Copy out the lines from the start of the records up to and including the line containing "series-line-control — [183, 358, 570, 536]", keeping each one precisely as it appears.

Layout dataset entries
·····

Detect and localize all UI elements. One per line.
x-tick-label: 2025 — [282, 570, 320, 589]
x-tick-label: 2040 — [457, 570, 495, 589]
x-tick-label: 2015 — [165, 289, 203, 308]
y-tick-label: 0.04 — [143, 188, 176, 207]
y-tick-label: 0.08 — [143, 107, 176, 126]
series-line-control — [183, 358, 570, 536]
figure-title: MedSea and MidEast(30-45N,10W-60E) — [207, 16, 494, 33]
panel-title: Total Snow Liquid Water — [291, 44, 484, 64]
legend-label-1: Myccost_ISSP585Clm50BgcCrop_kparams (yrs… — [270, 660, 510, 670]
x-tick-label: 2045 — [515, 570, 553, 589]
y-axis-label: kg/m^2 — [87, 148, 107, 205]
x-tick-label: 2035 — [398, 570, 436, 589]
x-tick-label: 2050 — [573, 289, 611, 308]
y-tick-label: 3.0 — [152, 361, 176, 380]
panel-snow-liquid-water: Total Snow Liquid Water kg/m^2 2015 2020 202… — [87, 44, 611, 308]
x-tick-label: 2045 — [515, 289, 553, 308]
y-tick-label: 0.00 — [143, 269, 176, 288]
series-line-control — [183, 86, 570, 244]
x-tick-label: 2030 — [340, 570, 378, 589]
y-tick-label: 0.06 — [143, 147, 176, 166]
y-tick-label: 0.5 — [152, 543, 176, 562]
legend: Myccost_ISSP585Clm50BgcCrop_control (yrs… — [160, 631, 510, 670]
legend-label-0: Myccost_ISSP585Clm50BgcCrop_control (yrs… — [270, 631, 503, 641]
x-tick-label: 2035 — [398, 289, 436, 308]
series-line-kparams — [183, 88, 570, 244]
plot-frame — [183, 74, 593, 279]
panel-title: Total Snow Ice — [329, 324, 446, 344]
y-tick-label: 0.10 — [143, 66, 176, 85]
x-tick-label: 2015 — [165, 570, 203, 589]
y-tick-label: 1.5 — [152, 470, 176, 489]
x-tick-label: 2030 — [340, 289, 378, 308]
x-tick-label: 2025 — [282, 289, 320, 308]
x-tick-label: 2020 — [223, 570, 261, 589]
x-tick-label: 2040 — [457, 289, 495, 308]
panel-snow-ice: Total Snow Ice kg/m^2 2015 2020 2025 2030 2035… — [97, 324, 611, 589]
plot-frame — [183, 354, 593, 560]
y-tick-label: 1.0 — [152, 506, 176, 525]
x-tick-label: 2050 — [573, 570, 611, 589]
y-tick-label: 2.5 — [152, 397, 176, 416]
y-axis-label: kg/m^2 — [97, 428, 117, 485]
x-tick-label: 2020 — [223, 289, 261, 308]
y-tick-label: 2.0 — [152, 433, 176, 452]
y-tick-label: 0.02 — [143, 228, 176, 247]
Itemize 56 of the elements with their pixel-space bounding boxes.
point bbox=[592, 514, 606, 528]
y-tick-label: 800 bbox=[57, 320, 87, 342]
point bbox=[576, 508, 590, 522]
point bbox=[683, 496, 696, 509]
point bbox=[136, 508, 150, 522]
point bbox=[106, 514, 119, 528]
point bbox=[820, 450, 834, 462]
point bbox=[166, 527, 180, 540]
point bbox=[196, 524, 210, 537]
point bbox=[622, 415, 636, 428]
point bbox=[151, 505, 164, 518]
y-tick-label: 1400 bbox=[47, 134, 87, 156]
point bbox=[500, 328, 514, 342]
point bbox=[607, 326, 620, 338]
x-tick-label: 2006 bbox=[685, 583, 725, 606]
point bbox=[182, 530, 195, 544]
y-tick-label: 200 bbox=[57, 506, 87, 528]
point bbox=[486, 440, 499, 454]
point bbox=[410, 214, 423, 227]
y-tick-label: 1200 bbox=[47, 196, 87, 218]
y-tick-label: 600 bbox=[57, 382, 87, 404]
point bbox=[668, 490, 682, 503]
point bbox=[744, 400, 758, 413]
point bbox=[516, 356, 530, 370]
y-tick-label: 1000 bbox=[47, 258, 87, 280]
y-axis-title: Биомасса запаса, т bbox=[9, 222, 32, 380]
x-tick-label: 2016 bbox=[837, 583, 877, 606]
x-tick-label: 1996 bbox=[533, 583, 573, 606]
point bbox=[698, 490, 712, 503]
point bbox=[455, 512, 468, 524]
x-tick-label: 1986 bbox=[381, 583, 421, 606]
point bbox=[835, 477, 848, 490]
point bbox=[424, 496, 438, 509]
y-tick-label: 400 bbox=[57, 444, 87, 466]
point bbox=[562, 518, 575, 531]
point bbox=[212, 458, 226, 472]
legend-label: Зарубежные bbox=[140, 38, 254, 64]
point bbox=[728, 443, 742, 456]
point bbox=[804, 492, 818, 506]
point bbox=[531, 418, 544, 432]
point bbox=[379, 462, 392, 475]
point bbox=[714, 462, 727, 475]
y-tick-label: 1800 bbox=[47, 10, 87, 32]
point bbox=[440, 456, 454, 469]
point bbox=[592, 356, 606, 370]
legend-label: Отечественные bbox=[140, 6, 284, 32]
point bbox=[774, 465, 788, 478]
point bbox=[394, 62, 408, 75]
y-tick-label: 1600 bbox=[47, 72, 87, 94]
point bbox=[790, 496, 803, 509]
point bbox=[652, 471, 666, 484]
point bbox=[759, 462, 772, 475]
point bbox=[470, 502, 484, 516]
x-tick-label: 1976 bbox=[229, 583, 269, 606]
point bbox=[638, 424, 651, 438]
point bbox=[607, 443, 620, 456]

·····

**RESULT**
Detect and localize all UI elements. One per line.
x-tick-label: 2025 — [282, 570, 320, 589]
x-tick-label: 2040 — [457, 570, 495, 589]
x-tick-label: 2015 — [165, 289, 203, 308]
y-tick-label: 0.04 — [143, 188, 176, 207]
y-tick-label: 0.08 — [143, 107, 176, 126]
series-line-control — [183, 358, 570, 536]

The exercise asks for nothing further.